Rows from a figure dataset

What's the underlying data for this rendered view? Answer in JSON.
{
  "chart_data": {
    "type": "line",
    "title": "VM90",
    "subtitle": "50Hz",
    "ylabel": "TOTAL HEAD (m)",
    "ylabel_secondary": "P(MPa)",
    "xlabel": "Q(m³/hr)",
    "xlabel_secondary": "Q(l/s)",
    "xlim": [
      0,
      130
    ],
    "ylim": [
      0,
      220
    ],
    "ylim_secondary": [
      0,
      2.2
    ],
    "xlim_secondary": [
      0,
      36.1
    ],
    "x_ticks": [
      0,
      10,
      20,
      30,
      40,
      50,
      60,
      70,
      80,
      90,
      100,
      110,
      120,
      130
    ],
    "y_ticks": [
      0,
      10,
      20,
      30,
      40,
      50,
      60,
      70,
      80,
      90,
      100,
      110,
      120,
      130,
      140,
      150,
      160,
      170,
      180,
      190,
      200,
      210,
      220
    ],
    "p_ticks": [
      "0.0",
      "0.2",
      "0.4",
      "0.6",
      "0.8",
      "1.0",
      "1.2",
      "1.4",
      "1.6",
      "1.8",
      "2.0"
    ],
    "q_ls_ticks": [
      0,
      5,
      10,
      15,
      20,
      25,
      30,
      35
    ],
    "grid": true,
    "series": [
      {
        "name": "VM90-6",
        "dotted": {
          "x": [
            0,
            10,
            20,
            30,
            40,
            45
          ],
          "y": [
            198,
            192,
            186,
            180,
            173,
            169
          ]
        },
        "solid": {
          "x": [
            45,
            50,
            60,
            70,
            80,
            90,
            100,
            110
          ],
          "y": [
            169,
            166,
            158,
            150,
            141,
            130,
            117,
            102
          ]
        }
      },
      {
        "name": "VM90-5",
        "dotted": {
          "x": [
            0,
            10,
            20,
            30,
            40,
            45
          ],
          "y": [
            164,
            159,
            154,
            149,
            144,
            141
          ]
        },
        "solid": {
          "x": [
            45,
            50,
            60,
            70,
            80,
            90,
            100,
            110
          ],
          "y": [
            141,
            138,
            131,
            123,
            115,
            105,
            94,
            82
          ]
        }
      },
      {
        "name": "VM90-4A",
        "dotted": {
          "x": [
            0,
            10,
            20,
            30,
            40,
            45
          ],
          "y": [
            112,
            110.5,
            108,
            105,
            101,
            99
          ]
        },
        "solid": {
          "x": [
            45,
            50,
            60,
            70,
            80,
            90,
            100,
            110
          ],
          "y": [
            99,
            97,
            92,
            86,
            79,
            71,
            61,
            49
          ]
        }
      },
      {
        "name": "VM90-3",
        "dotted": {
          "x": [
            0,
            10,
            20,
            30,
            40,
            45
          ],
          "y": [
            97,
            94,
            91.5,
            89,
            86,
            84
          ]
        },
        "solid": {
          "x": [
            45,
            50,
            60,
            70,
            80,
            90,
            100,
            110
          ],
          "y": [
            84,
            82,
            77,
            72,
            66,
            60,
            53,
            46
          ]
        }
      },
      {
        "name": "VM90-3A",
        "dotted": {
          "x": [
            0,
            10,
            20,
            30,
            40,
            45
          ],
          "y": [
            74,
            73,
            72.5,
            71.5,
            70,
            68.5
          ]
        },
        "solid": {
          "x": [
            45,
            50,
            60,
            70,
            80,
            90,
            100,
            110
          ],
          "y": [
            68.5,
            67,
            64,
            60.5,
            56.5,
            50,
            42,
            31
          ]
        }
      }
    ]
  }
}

Exercise goal:
Exactly reproduce every line of the records.

Exercise solution:
What's the underlying data for this rendered view? Answer in JSON.
{
  "chart_data": {
    "type": "line",
    "title": "VM90",
    "subtitle": "50Hz",
    "ylabel": "TOTAL HEAD (m)",
    "ylabel_secondary": "P(MPa)",
    "xlabel": "Q(m³/hr)",
    "xlabel_secondary": "Q(l/s)",
    "xlim": [
      0,
      130
    ],
    "ylim": [
      0,
      220
    ],
    "ylim_secondary": [
      0,
      2.2
    ],
    "xlim_secondary": [
      0,
      36.1
    ],
    "x_ticks": [
      0,
      10,
      20,
      30,
      40,
      50,
      60,
      70,
      80,
      90,
      100,
      110,
      120,
      130
    ],
    "y_ticks": [
      0,
      10,
      20,
      30,
      40,
      50,
      60,
      70,
      80,
      90,
      100,
      110,
      120,
      130,
      140,
      150,
      160,
      170,
      180,
      190,
      200,
      210,
      220
    ],
    "p_ticks": [
      "0.0",
      "0.2",
      "0.4",
      "0.6",
      "0.8",
      "1.0",
      "1.2",
      "1.4",
      "1.6",
      "1.8",
      "2.0"
    ],
    "q_ls_ticks": [
      0,
      5,
      10,
      15,
      20,
      25,
      30,
      35
    ],
    "grid": true,
    "series": [
      {
        "name": "VM90-6",
        "dotted": {
          "x": [
            0,
            10,
            20,
            30,
            40,
            45
          ],
          "y": [
            198,
            192,
            186,
            180,
            173,
            169
          ]
        },
        "solid": {
          "x": [
            45,
            50,
            60,
            70,
            80,
            90,
            100,
            110
          ],
          "y": [
            169,
            166,
            158,
            150,
            141,
            130,
            117,
            102
          ]
        }
      },
      {
        "name": "VM90-5",
        "dotted": {
          "x": [
            0,
            10,
            20,
            30,
            40,
            45
          ],
          "y": [
            164,
            159,
            154,
            149,
            144,
            141
          ]
        },
        "solid": {
          "x": [
            45,
            50,
            60,
            70,
            80,
            90,
            100,
            110
          ],
          "y": [
            141,
            138,
            131,
            123,
            115,
            105,
            94,
            82
          ]
        }
      },
      {
        "name": "VM90-4A",
        "dotted": {
          "x": [
            0,
            10,
            20,
            30,
            40,
            45
          ],
          "y": [
            112,
            110.5,
            108,
            105,
            101,
            99
          ]
        },
        "solid": {
          "x": [
            45,
            50,
            60,
            70,
            80,
            90,
            100,
            110
          ],
          "y": [
            99,
            97,
            92,
            86,
            79,
            71,
            61,
            49
          ]
        }
      },
      {
        "name": "VM90-3",
        "dotted": {
          "x": [
            0,
            10,
            20,
            30,
            40,
            45
          ],
          "y": [
            97,
            94,
            91.5,
            89,
            86,
            84
          ]
        },
        "solid": {
          "x": [
            45,
            50,
            60,
            70,
            80,
            90,
            100,
            110
          ],
          "y": [
            84,
            82,
            77,
            72,
            66,
            60,
            53,
            46
          ]
        }
      },
      {
        "name": "VM90-3A",
        "dotted": {
          "x": [
            0,
            10,
            20,
            30,
            40,
            45
          ],
          "y": [
            74,
            73,
            72.5,
            71.5,
            70,
            68.5
          ]
        },
        "solid": {
          "x": [
            45,
            50,
            60,
            70,
            80,
            90,
            100,
            110
          ],
          "y": [
            68.5,
            67,
            64,
            60.5,
            56.5,
            50,
            42,
            31
          ]
        }
      }
    ]
  }
}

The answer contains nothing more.